Exercise prompt
Reproduce all of the data below with every "watermark" swapped for "copyright-notice", leaving everything else unchanged and omitting the pictures.

Material
___

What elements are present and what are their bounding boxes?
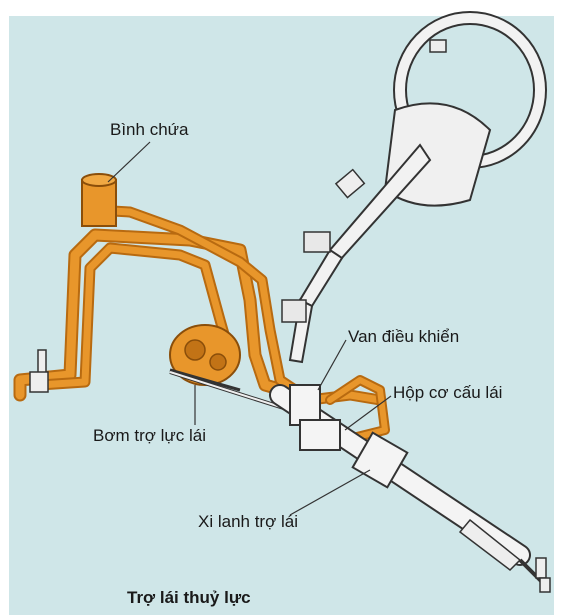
label-reservoir: Bình chứa <box>110 121 188 138</box>
label-steering-gearbox: Hộp cơ cấu lái <box>393 384 502 401</box>
mounting-bracket <box>30 350 48 392</box>
reservoir <box>82 174 116 226</box>
label-control-valve: Van điều khiển <box>348 328 459 345</box>
label-power-pump: Bơm trợ lực lái <box>93 427 206 444</box>
power-steering-pump <box>170 325 240 390</box>
diagram-caption: Trợ lái thuỷ lực <box>127 589 251 606</box>
steering-rack <box>170 372 550 592</box>
label-power-cylinder: Xi lanh trợ lái <box>198 513 298 530</box>
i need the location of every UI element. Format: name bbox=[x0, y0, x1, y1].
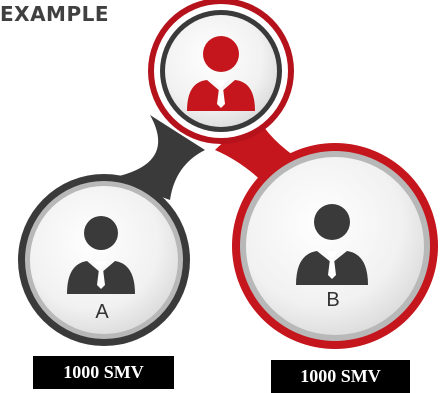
value-b-text: 1000 SMV bbox=[300, 366, 381, 386]
value-a-text: 1000 SMV bbox=[63, 362, 144, 382]
node-a-label: A bbox=[95, 301, 109, 323]
node-a bbox=[18, 174, 190, 346]
node-b bbox=[232, 143, 438, 349]
value-box-a: 1000 SMV bbox=[33, 356, 174, 389]
node-b-label: B bbox=[326, 289, 340, 311]
person-icon bbox=[187, 36, 255, 111]
node-top bbox=[148, 0, 294, 144]
connector-top-to-a bbox=[110, 115, 205, 200]
person-icon bbox=[67, 216, 135, 294]
value-box-b: 1000 SMV bbox=[271, 360, 410, 393]
heading: EXAMPLE bbox=[0, 2, 110, 26]
person-icon bbox=[296, 204, 368, 285]
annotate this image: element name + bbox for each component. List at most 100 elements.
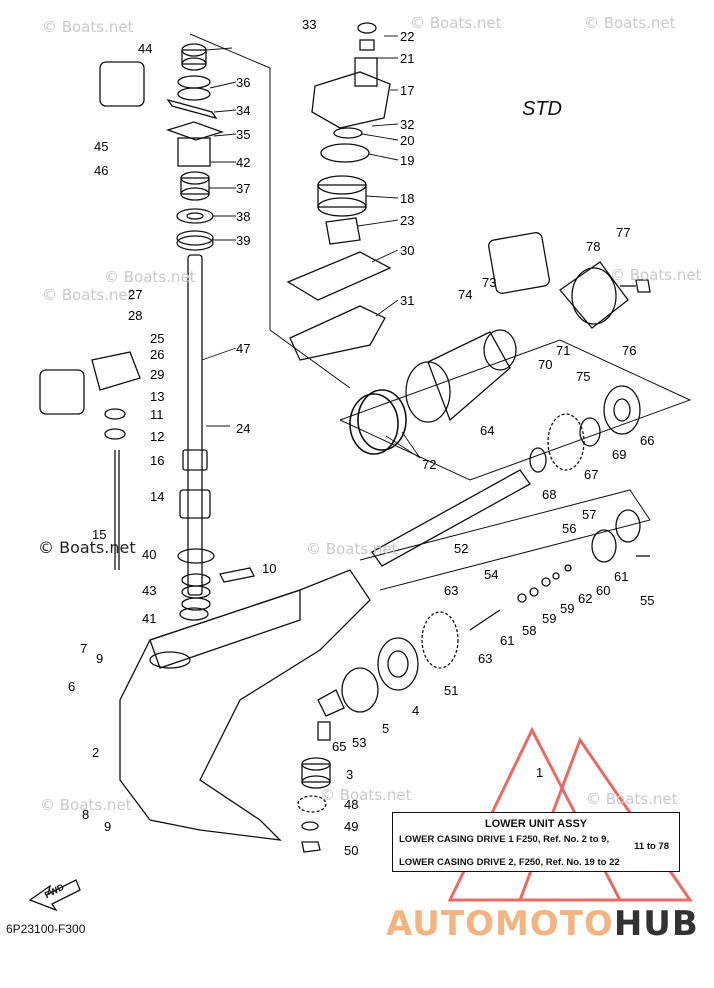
part-number: 65 — [332, 739, 347, 754]
watermark: © Boats.net — [320, 786, 412, 804]
part-number: 61 — [500, 633, 515, 648]
part-number: 68 — [542, 487, 557, 502]
part-number: 62 — [578, 591, 593, 606]
assy-row-1: LOWER CASING DRIVE 1 F250, Ref. No. 2 to… — [399, 834, 610, 845]
part-number: 46 — [94, 163, 109, 178]
logo-part2: HUB — [613, 904, 699, 944]
part-number: 42 — [236, 155, 251, 170]
part-number: 59 — [542, 611, 557, 626]
watermark: © Boats.net — [42, 18, 134, 36]
part-number: 73 — [482, 275, 497, 290]
part-number: 41 — [142, 611, 157, 626]
part-number: 52 — [454, 541, 469, 556]
part-number: 55 — [640, 593, 655, 608]
part-number: 31 — [400, 293, 415, 308]
part-number: 72 — [422, 457, 437, 472]
part-number: 67 — [584, 467, 599, 482]
part-number: 32 — [400, 117, 415, 132]
part-number: 3 — [346, 767, 354, 782]
part-number: 49 — [344, 819, 359, 834]
watermark: © Boats.net — [610, 266, 702, 284]
part-number: 30 — [400, 243, 415, 258]
site-logo[interactable]: AUTOMOTOHUB — [386, 904, 699, 944]
part-number: 60 — [596, 583, 611, 598]
part-number: 50 — [344, 843, 359, 858]
part-number: 35 — [236, 127, 251, 142]
part-number: 25 — [150, 331, 165, 346]
assy-title: LOWER UNIT ASSY — [484, 818, 588, 830]
part-number: 24 — [236, 421, 251, 436]
watermark: © Boats.net — [38, 538, 136, 557]
part-number: 63 — [478, 651, 493, 666]
part-number: 13 — [150, 389, 165, 404]
part-number: 59 — [560, 601, 575, 616]
part-number: 34 — [236, 103, 251, 118]
part-number: 47 — [236, 341, 251, 356]
part-number: 40 — [142, 547, 157, 562]
part-number: 71 — [556, 343, 571, 358]
part-number: 11 — [150, 407, 164, 422]
logo-part1: AUTOMOTO — [386, 904, 614, 944]
part-number: 21 — [400, 51, 415, 66]
part-number: 45 — [94, 139, 109, 154]
part-number: 66 — [640, 433, 655, 448]
part-number: 77 — [616, 225, 631, 240]
part-number: 43 — [142, 583, 157, 598]
part-number: 1 — [536, 765, 544, 780]
part-number: 63 — [444, 583, 459, 598]
part-number: 54 — [484, 567, 499, 582]
lower-unit-assy-table: LOWER UNIT ASSY LOWER CASING DRIVE 1 F25… — [392, 812, 680, 872]
watermark: © Boats.net — [104, 268, 196, 286]
part-number: 18 — [400, 191, 415, 206]
watermark: © Boats.net — [42, 286, 134, 304]
part-number: 29 — [150, 367, 165, 382]
part-number: 26 — [150, 347, 165, 362]
part-number: 16 — [150, 453, 165, 468]
part-number: 9 — [96, 651, 104, 666]
part-number: 28 — [128, 308, 143, 323]
part-number: 10 — [262, 561, 277, 576]
diagram-code: 6P23100-F300 — [6, 922, 86, 936]
part-number: 12 — [150, 429, 165, 444]
part-number: 38 — [236, 209, 251, 224]
part-number: 19 — [400, 153, 415, 168]
part-number: 9 — [104, 819, 112, 834]
part-number: 48 — [344, 797, 359, 812]
part-number: 61 — [614, 569, 629, 584]
part-number: 53 — [352, 735, 367, 750]
part-number: 4 — [412, 703, 420, 718]
assy-row-1-cont: 11 to 78 — [634, 841, 669, 852]
part-number: 74 — [458, 287, 473, 302]
part-number: 56 — [562, 521, 577, 536]
part-number: 8 — [82, 807, 90, 822]
part-number: 44 — [138, 41, 153, 56]
part-number: 64 — [480, 423, 495, 438]
part-number: 78 — [586, 239, 601, 254]
part-number: 15 — [92, 527, 107, 542]
part-number: 51 — [444, 683, 459, 698]
part-number: 69 — [612, 447, 627, 462]
part-number: 17 — [400, 83, 415, 98]
part-number: 14 — [150, 489, 165, 504]
part-number: 75 — [576, 369, 591, 384]
part-number: 23 — [400, 213, 415, 228]
part-number: 7 — [80, 641, 88, 656]
watermark: © Boats.net — [584, 14, 676, 32]
part-number: 6 — [68, 679, 76, 694]
part-number: 70 — [538, 357, 553, 372]
part-number: 37 — [236, 181, 251, 196]
part-number: 39 — [236, 233, 251, 248]
part-number: 36 — [236, 75, 251, 90]
part-number: 20 — [400, 133, 415, 148]
watermark: © Boats.net — [586, 790, 678, 808]
part-number: 76 — [622, 343, 637, 358]
part-number: 22 — [400, 29, 415, 44]
watermark: © Boats.net — [306, 540, 398, 558]
part-number: 58 — [522, 623, 537, 638]
watermark: © Boats.net — [40, 796, 132, 814]
part-number: 2 — [92, 745, 100, 760]
assy-row-2: LOWER CASING DRIVE 2, F250, Ref. No. 19 … — [399, 857, 620, 868]
variant-label: STD — [522, 98, 562, 120]
part-number: 33 — [302, 17, 317, 32]
watermark: © Boats.net — [410, 14, 502, 32]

___

Exercise output
What elements are present and what are their bounding boxes?
label-reservoir: Bình chứa <box>110 121 188 138</box>
label-steering-gearbox: Hộp cơ cấu lái <box>393 384 502 401</box>
mounting-bracket <box>30 350 48 392</box>
reservoir <box>82 174 116 226</box>
label-control-valve: Van điều khiển <box>348 328 459 345</box>
label-power-pump: Bơm trợ lực lái <box>93 427 206 444</box>
power-steering-pump <box>170 325 240 390</box>
diagram-caption: Trợ lái thuỷ lực <box>127 589 251 606</box>
steering-rack <box>170 372 550 592</box>
label-power-cylinder: Xi lanh trợ lái <box>198 513 298 530</box>
i need the location of every UI element. Format: name bbox=[x0, y0, x1, y1].
value-b-text: 1000 SMV bbox=[300, 366, 381, 386]
value-a-text: 1000 SMV bbox=[63, 362, 144, 382]
node-a-label: A bbox=[95, 301, 109, 323]
node-a bbox=[18, 174, 190, 346]
node-b bbox=[232, 143, 438, 349]
value-box-a: 1000 SMV bbox=[33, 356, 174, 389]
node-b-label: B bbox=[326, 289, 340, 311]
person-icon bbox=[187, 36, 255, 111]
node-top bbox=[148, 0, 294, 144]
connector-top-to-a bbox=[110, 115, 205, 200]
person-icon bbox=[67, 216, 135, 294]
value-box-b: 1000 SMV bbox=[271, 360, 410, 393]
heading: EXAMPLE bbox=[0, 2, 110, 26]
person-icon bbox=[296, 204, 368, 285]
annotate this image: element name + bbox for each component. List at most 100 elements.
part-number: 65 — [332, 739, 347, 754]
copyright-notice: © Boats.net — [320, 786, 412, 804]
part-number: 61 — [500, 633, 515, 648]
part-number: 68 — [542, 487, 557, 502]
part-number: 62 — [578, 591, 593, 606]
assy-row-1: LOWER CASING DRIVE 1 F250, Ref. No. 2 to… — [399, 834, 610, 845]
part-number: 46 — [94, 163, 109, 178]
logo-part2: HUB — [613, 904, 699, 944]
part-number: 42 — [236, 155, 251, 170]
part-number: 59 — [542, 611, 557, 626]
copyright-notice: © Boats.net — [42, 18, 134, 36]
part-number: 73 — [482, 275, 497, 290]
part-number: 41 — [142, 611, 157, 626]
part-number: 52 — [454, 541, 469, 556]
part-number: 55 — [640, 593, 655, 608]
part-number: 31 — [400, 293, 415, 308]
part-number: 72 — [422, 457, 437, 472]
part-number: 67 — [584, 467, 599, 482]
part-number: 32 — [400, 117, 415, 132]
part-number: 3 — [346, 767, 354, 782]
part-number: 49 — [344, 819, 359, 834]
copyright-notice: © Boats.net — [610, 266, 702, 284]
part-number: 30 — [400, 243, 415, 258]
site-logo[interactable]: AUTOMOTOHUB — [386, 904, 699, 944]
part-number: 60 — [596, 583, 611, 598]
part-number: 50 — [344, 843, 359, 858]
part-number: 35 — [236, 127, 251, 142]
part-number: 25 — [150, 331, 165, 346]
assy-title: LOWER UNIT ASSY — [484, 818, 588, 830]
part-number: 24 — [236, 421, 251, 436]
copyright-notice: © Boats.net — [38, 538, 136, 557]
part-number: 63 — [478, 651, 493, 666]
part-number: 13 — [150, 389, 165, 404]
part-number: 59 — [560, 601, 575, 616]
part-number: 34 — [236, 103, 251, 118]
part-number: 47 — [236, 341, 251, 356]
part-number: 40 — [142, 547, 157, 562]
part-number: 71 — [556, 343, 571, 358]
part-number: 11 — [150, 407, 164, 422]
logo-part1: AUTOMOTO — [386, 904, 614, 944]
part-number: 21 — [400, 51, 415, 66]
part-number: 45 — [94, 139, 109, 154]
part-number: 66 — [640, 433, 655, 448]
part-number: 77 — [616, 225, 631, 240]
part-number: 43 — [142, 583, 157, 598]
part-number: 1 — [536, 765, 544, 780]
part-number: 63 — [444, 583, 459, 598]
part-number: 54 — [484, 567, 499, 582]
lower-unit-assy-table: LOWER UNIT ASSY LOWER CASING DRIVE 1 F25… — [392, 812, 680, 872]
copyright-notice: © Boats.net — [104, 268, 196, 286]
part-number: 18 — [400, 191, 415, 206]
copyright-notice: © Boats.net — [42, 286, 134, 304]
part-number: 29 — [150, 367, 165, 382]
part-number: 26 — [150, 347, 165, 362]
part-number: 16 — [150, 453, 165, 468]
part-number: 9 — [96, 651, 104, 666]
part-number: 28 — [128, 308, 143, 323]
part-number: 10 — [262, 561, 277, 576]
diagram-code: 6P23100-F300 — [6, 922, 86, 936]
part-number: 12 — [150, 429, 165, 444]
part-number: 38 — [236, 209, 251, 224]
part-number: 19 — [400, 153, 415, 168]
part-number: 9 — [104, 819, 112, 834]
part-number: 48 — [344, 797, 359, 812]
part-number: 61 — [614, 569, 629, 584]
part-number: 53 — [352, 735, 367, 750]
part-number: 4 — [412, 703, 420, 718]
assy-row-1-cont: 11 to 78 — [634, 841, 669, 852]
part-number: 74 — [458, 287, 473, 302]
part-number: 56 — [562, 521, 577, 536]
part-number: 8 — [82, 807, 90, 822]
part-number: 44 — [138, 41, 153, 56]
part-number: 64 — [480, 423, 495, 438]
part-number: 78 — [586, 239, 601, 254]
part-number: 15 — [92, 527, 107, 542]
part-number: 51 — [444, 683, 459, 698]
part-number: 69 — [612, 447, 627, 462]
part-number: 17 — [400, 83, 415, 98]
part-number: 14 — [150, 489, 165, 504]
part-number: 75 — [576, 369, 591, 384]
part-number: 23 — [400, 213, 415, 228]
part-number: 7 — [80, 641, 88, 656]
copyright-notice: © Boats.net — [584, 14, 676, 32]
part-number: 6 — [68, 679, 76, 694]
part-number: 70 — [538, 357, 553, 372]
part-number: 37 — [236, 181, 251, 196]
part-number: 39 — [236, 233, 251, 248]
part-number: 36 — [236, 75, 251, 90]
part-number: 20 — [400, 133, 415, 148]
copyright-notice: © Boats.net — [586, 790, 678, 808]
part-number: 76 — [622, 343, 637, 358]
part-number: 22 — [400, 29, 415, 44]
copyright-notice: © Boats.net — [306, 540, 398, 558]
part-number: 58 — [522, 623, 537, 638]
copyright-notice: © Boats.net — [40, 796, 132, 814]
part-number: 2 — [92, 745, 100, 760]
assy-row-2: LOWER CASING DRIVE 2, F250, Ref. No. 19 … — [399, 857, 620, 868]
variant-label: STD — [522, 98, 562, 120]
part-number: 33 — [302, 17, 317, 32]
copyright-notice: © Boats.net — [410, 14, 502, 32]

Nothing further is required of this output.